BEGIN Material provided
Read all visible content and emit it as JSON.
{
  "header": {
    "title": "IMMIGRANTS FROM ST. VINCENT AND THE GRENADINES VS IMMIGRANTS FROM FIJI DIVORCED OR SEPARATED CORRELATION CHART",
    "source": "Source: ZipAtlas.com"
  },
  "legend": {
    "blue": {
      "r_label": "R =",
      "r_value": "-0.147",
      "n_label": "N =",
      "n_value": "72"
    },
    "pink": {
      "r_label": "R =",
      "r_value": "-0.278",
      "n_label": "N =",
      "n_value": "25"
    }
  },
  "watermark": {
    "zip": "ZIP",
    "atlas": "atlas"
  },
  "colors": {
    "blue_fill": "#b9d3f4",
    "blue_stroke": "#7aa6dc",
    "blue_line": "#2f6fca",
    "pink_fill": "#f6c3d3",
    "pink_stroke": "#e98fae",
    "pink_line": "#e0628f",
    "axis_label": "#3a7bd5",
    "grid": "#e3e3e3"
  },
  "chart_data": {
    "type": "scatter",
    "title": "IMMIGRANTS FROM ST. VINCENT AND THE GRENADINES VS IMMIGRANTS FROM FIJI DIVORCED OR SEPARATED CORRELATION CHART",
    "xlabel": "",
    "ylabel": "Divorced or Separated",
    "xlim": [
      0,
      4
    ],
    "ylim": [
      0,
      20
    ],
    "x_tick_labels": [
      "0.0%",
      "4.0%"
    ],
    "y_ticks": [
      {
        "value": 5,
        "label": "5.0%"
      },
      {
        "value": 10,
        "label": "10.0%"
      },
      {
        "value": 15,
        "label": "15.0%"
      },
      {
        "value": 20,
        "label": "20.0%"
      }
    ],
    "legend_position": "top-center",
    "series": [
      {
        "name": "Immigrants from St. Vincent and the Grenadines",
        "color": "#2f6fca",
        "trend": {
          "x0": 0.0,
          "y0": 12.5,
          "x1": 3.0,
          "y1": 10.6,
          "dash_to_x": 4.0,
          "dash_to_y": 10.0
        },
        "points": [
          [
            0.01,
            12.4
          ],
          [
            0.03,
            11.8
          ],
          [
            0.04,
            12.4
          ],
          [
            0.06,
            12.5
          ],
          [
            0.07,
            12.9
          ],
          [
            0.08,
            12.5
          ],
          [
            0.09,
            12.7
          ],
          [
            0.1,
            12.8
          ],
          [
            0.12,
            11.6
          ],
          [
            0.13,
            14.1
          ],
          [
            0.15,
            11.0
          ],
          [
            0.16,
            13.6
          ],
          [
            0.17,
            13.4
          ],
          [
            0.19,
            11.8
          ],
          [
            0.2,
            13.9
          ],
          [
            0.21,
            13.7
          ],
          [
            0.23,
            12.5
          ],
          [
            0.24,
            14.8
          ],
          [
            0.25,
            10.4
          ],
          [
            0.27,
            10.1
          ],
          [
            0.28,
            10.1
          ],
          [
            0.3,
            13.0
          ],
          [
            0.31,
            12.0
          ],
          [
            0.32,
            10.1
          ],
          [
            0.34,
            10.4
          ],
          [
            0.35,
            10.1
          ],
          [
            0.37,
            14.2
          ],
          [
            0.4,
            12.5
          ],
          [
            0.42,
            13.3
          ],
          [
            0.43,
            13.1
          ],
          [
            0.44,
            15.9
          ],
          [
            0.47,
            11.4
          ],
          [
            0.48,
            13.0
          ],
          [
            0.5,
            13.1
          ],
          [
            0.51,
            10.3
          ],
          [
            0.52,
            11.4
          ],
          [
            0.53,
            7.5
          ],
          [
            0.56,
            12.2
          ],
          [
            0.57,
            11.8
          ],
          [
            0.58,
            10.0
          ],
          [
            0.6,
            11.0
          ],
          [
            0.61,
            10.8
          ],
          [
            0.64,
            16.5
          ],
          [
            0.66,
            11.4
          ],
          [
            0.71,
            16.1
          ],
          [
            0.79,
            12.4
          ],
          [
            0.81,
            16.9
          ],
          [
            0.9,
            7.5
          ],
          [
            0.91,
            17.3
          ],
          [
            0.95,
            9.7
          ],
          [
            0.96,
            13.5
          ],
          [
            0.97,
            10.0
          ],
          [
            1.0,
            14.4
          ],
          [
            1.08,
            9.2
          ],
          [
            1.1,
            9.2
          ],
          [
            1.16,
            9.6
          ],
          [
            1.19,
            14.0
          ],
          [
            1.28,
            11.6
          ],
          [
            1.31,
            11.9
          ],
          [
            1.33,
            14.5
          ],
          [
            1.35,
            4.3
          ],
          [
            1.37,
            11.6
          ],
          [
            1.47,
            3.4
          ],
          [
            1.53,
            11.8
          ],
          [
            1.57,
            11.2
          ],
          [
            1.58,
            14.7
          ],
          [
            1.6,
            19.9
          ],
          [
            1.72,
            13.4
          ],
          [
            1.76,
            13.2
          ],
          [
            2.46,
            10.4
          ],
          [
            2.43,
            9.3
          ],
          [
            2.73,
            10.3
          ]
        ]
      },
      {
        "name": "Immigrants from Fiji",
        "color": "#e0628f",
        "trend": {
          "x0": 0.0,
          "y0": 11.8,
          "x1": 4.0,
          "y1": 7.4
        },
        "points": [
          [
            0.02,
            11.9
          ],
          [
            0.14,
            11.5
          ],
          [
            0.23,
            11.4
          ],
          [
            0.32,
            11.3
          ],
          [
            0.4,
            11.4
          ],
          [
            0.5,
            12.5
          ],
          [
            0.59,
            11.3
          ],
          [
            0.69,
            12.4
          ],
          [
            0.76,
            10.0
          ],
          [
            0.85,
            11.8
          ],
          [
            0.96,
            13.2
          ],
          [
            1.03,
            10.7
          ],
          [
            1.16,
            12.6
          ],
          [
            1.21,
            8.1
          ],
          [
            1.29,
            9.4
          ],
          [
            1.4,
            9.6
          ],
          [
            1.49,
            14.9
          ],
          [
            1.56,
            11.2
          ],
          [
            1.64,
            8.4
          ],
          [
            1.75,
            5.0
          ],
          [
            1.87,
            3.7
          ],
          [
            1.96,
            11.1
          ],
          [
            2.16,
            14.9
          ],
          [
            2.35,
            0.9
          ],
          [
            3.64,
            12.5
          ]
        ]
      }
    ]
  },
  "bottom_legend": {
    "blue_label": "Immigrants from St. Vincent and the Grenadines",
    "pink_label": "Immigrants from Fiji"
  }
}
END Material provided
## What this task involves
Transcribe every record above exactly as it appears.

## Answer
Read all visible content and emit it as JSON.
{
  "header": {
    "title": "IMMIGRANTS FROM ST. VINCENT AND THE GRENADINES VS IMMIGRANTS FROM FIJI DIVORCED OR SEPARATED CORRELATION CHART",
    "source": "Source: ZipAtlas.com"
  },
  "legend": {
    "blue": {
      "r_label": "R =",
      "r_value": "-0.147",
      "n_label": "N =",
      "n_value": "72"
    },
    "pink": {
      "r_label": "R =",
      "r_value": "-0.278",
      "n_label": "N =",
      "n_value": "25"
    }
  },
  "watermark": {
    "zip": "ZIP",
    "atlas": "atlas"
  },
  "colors": {
    "blue_fill": "#b9d3f4",
    "blue_stroke": "#7aa6dc",
    "blue_line": "#2f6fca",
    "pink_fill": "#f6c3d3",
    "pink_stroke": "#e98fae",
    "pink_line": "#e0628f",
    "axis_label": "#3a7bd5",
    "grid": "#e3e3e3"
  },
  "chart_data": {
    "type": "scatter",
    "title": "IMMIGRANTS FROM ST. VINCENT AND THE GRENADINES VS IMMIGRANTS FROM FIJI DIVORCED OR SEPARATED CORRELATION CHART",
    "xlabel": "",
    "ylabel": "Divorced or Separated",
    "xlim": [
      0,
      4
    ],
    "ylim": [
      0,
      20
    ],
    "x_tick_labels": [
      "0.0%",
      "4.0%"
    ],
    "y_ticks": [
      {
        "value": 5,
        "label": "5.0%"
      },
      {
        "value": 10,
        "label": "10.0%"
      },
      {
        "value": 15,
        "label": "15.0%"
      },
      {
        "value": 20,
        "label": "20.0%"
      }
    ],
    "legend_position": "top-center",
    "series": [
      {
        "name": "Immigrants from St. Vincent and the Grenadines",
        "color": "#2f6fca",
        "trend": {
          "x0": 0.0,
          "y0": 12.5,
          "x1": 3.0,
          "y1": 10.6,
          "dash_to_x": 4.0,
          "dash_to_y": 10.0
        },
        "points": [
          [
            0.01,
            12.4
          ],
          [
            0.03,
            11.8
          ],
          [
            0.04,
            12.4
          ],
          [
            0.06,
            12.5
          ],
          [
            0.07,
            12.9
          ],
          [
            0.08,
            12.5
          ],
          [
            0.09,
            12.7
          ],
          [
            0.1,
            12.8
          ],
          [
            0.12,
            11.6
          ],
          [
            0.13,
            14.1
          ],
          [
            0.15,
            11.0
          ],
          [
            0.16,
            13.6
          ],
          [
            0.17,
            13.4
          ],
          [
            0.19,
            11.8
          ],
          [
            0.2,
            13.9
          ],
          [
            0.21,
            13.7
          ],
          [
            0.23,
            12.5
          ],
          [
            0.24,
            14.8
          ],
          [
            0.25,
            10.4
          ],
          [
            0.27,
            10.1
          ],
          [
            0.28,
            10.1
          ],
          [
            0.3,
            13.0
          ],
          [
            0.31,
            12.0
          ],
          [
            0.32,
            10.1
          ],
          [
            0.34,
            10.4
          ],
          [
            0.35,
            10.1
          ],
          [
            0.37,
            14.2
          ],
          [
            0.4,
            12.5
          ],
          [
            0.42,
            13.3
          ],
          [
            0.43,
            13.1
          ],
          [
            0.44,
            15.9
          ],
          [
            0.47,
            11.4
          ],
          [
            0.48,
            13.0
          ],
          [
            0.5,
            13.1
          ],
          [
            0.51,
            10.3
          ],
          [
            0.52,
            11.4
          ],
          [
            0.53,
            7.5
          ],
          [
            0.56,
            12.2
          ],
          [
            0.57,
            11.8
          ],
          [
            0.58,
            10.0
          ],
          [
            0.6,
            11.0
          ],
          [
            0.61,
            10.8
          ],
          [
            0.64,
            16.5
          ],
          [
            0.66,
            11.4
          ],
          [
            0.71,
            16.1
          ],
          [
            0.79,
            12.4
          ],
          [
            0.81,
            16.9
          ],
          [
            0.9,
            7.5
          ],
          [
            0.91,
            17.3
          ],
          [
            0.95,
            9.7
          ],
          [
            0.96,
            13.5
          ],
          [
            0.97,
            10.0
          ],
          [
            1.0,
            14.4
          ],
          [
            1.08,
            9.2
          ],
          [
            1.1,
            9.2
          ],
          [
            1.16,
            9.6
          ],
          [
            1.19,
            14.0
          ],
          [
            1.28,
            11.6
          ],
          [
            1.31,
            11.9
          ],
          [
            1.33,
            14.5
          ],
          [
            1.35,
            4.3
          ],
          [
            1.37,
            11.6
          ],
          [
            1.47,
            3.4
          ],
          [
            1.53,
            11.8
          ],
          [
            1.57,
            11.2
          ],
          [
            1.58,
            14.7
          ],
          [
            1.6,
            19.9
          ],
          [
            1.72,
            13.4
          ],
          [
            1.76,
            13.2
          ],
          [
            2.46,
            10.4
          ],
          [
            2.43,
            9.3
          ],
          [
            2.73,
            10.3
          ]
        ]
      },
      {
        "name": "Immigrants from Fiji",
        "color": "#e0628f",
        "trend": {
          "x0": 0.0,
          "y0": 11.8,
          "x1": 4.0,
          "y1": 7.4
        },
        "points": [
          [
            0.02,
            11.9
          ],
          [
            0.14,
            11.5
          ],
          [
            0.23,
            11.4
          ],
          [
            0.32,
            11.3
          ],
          [
            0.4,
            11.4
          ],
          [
            0.5,
            12.5
          ],
          [
            0.59,
            11.3
          ],
          [
            0.69,
            12.4
          ],
          [
            0.76,
            10.0
          ],
          [
            0.85,
            11.8
          ],
          [
            0.96,
            13.2
          ],
          [
            1.03,
            10.7
          ],
          [
            1.16,
            12.6
          ],
          [
            1.21,
            8.1
          ],
          [
            1.29,
            9.4
          ],
          [
            1.4,
            9.6
          ],
          [
            1.49,
            14.9
          ],
          [
            1.56,
            11.2
          ],
          [
            1.64,
            8.4
          ],
          [
            1.75,
            5.0
          ],
          [
            1.87,
            3.7
          ],
          [
            1.96,
            11.1
          ],
          [
            2.16,
            14.9
          ],
          [
            2.35,
            0.9
          ],
          [
            3.64,
            12.5
          ]
        ]
      }
    ]
  },
  "bottom_legend": {
    "blue_label": "Immigrants from St. Vincent and the Grenadines",
    "pink_label": "Immigrants from Fiji"
  }
}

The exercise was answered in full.